EXCERPTED RECORDS:
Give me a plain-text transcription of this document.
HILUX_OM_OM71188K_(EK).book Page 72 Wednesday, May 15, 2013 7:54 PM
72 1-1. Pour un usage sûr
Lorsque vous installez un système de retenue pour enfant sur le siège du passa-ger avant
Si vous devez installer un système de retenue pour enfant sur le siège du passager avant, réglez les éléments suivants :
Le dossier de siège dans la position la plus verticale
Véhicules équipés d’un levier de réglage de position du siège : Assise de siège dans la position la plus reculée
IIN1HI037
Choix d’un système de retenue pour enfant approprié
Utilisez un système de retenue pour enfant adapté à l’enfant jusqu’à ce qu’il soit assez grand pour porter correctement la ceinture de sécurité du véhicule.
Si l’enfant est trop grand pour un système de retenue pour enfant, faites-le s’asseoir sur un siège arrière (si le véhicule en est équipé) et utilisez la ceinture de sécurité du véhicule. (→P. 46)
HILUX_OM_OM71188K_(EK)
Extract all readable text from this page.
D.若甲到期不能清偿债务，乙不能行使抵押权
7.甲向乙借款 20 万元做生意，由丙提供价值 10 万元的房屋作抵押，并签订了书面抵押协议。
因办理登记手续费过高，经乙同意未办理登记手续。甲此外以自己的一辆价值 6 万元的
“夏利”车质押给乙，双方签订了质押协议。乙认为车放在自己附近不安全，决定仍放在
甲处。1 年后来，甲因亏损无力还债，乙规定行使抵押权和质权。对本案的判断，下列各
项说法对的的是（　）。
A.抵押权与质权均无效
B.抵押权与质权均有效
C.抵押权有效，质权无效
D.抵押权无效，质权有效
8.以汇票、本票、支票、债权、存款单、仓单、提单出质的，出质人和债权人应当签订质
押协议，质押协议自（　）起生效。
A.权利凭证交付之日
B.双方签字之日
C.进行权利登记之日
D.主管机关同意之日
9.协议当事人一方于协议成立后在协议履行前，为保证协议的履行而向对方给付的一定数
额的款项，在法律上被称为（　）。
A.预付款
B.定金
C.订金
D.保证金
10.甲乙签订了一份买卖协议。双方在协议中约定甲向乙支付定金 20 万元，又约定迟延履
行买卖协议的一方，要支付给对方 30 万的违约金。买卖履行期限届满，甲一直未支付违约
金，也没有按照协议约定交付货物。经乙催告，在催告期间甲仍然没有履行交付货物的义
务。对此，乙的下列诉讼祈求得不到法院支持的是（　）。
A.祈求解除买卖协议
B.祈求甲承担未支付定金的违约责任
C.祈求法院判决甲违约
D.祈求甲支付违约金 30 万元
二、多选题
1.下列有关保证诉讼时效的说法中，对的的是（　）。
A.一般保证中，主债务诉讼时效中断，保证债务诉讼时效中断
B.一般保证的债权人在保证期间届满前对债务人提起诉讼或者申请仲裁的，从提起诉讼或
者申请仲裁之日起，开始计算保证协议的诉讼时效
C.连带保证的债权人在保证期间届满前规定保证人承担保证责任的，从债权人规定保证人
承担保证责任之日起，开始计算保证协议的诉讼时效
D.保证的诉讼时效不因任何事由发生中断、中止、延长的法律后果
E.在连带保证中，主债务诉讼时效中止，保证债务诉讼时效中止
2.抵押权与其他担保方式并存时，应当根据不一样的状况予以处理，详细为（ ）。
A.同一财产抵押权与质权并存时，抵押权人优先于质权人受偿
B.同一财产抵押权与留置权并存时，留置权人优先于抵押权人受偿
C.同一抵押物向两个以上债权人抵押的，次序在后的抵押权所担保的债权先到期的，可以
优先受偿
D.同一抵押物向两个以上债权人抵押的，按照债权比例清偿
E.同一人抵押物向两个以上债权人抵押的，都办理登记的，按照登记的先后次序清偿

TO DO:
The records above should all be quoted exactly, please.

RESULT BELOW:
Give me a plain-text transcription of this document.
HILUX_OM_OM71188K_(EK).book Page 72 Wednesday, May 15, 2013 7:54 PM
72 1-1. Pour un usage sûr
Lorsque vous installez un système de retenue pour enfant sur le siège du passa-ger avant
Si vous devez installer un système de retenue pour enfant sur le siège du passager avant, réglez les éléments suivants :
Le dossier de siège dans la position la plus verticale
Véhicules équipés d’un levier de réglage de position du siège : Assise de siège dans la position la plus reculée
IIN1HI037
Choix d’un système de retenue pour enfant approprié
Utilisez un système de retenue pour enfant adapté à l’enfant jusqu’à ce qu’il soit assez grand pour porter correctement la ceinture de sécurité du véhicule.
Si l’enfant est trop grand pour un système de retenue pour enfant, faites-le s’asseoir sur un siège arrière (si le véhicule en est équipé) et utilisez la ceinture de sécurité du véhicule. (→P. 46)
HILUX_OM_OM71188K_(EK)
Extract all readable text from this page.
D.若甲到期不能清偿债务，乙不能行使抵押权
7.甲向乙借款 20 万元做生意，由丙提供价值 10 万元的房屋作抵押，并签订了书面抵押协议。
因办理登记手续费过高，经乙同意未办理登记手续。甲此外以自己的一辆价值 6 万元的
“夏利”车质押给乙，双方签订了质押协议。乙认为车放在自己附近不安全，决定仍放在
甲处。1 年后来，甲因亏损无力还债，乙规定行使抵押权和质权。对本案的判断，下列各
项说法对的的是（　）。
A.抵押权与质权均无效
B.抵押权与质权均有效
C.抵押权有效，质权无效
D.抵押权无效，质权有效
8.以汇票、本票、支票、债权、存款单、仓单、提单出质的，出质人和债权人应当签订质
押协议，质押协议自（　）起生效。
A.权利凭证交付之日
B.双方签字之日
C.进行权利登记之日
D.主管机关同意之日
9.协议当事人一方于协议成立后在协议履行前，为保证协议的履行而向对方给付的一定数
额的款项，在法律上被称为（　）。
A.预付款
B.定金
C.订金
D.保证金
10.甲乙签订了一份买卖协议。双方在协议中约定甲向乙支付定金 20 万元，又约定迟延履
行买卖协议的一方，要支付给对方 30 万的违约金。买卖履行期限届满，甲一直未支付违约
金，也没有按照协议约定交付货物。经乙催告，在催告期间甲仍然没有履行交付货物的义
务。对此，乙的下列诉讼祈求得不到法院支持的是（　）。
A.祈求解除买卖协议
B.祈求甲承担未支付定金的违约责任
C.祈求法院判决甲违约
D.祈求甲支付违约金 30 万元
二、多选题
1.下列有关保证诉讼时效的说法中，对的的是（　）。
A.一般保证中，主债务诉讼时效中断，保证债务诉讼时效中断
B.一般保证的债权人在保证期间届满前对债务人提起诉讼或者申请仲裁的，从提起诉讼或
者申请仲裁之日起，开始计算保证协议的诉讼时效
C.连带保证的债权人在保证期间届满前规定保证人承担保证责任的，从债权人规定保证人
承担保证责任之日起，开始计算保证协议的诉讼时效
D.保证的诉讼时效不因任何事由发生中断、中止、延长的法律后果
E.在连带保证中，主债务诉讼时效中止，保证债务诉讼时效中止
2.抵押权与其他担保方式并存时，应当根据不一样的状况予以处理，详细为（ ）。
A.同一财产抵押权与质权并存时，抵押权人优先于质权人受偿
B.同一财产抵押权与留置权并存时，留置权人优先于抵押权人受偿
C.同一抵押物向两个以上债权人抵押的，次序在后的抵押权所担保的债权先到期的，可以
优先受偿
D.同一抵押物向两个以上债权人抵押的，按照债权比例清偿
E.同一人抵押物向两个以上债权人抵押的，都办理登记的，按照登记的先后次序清偿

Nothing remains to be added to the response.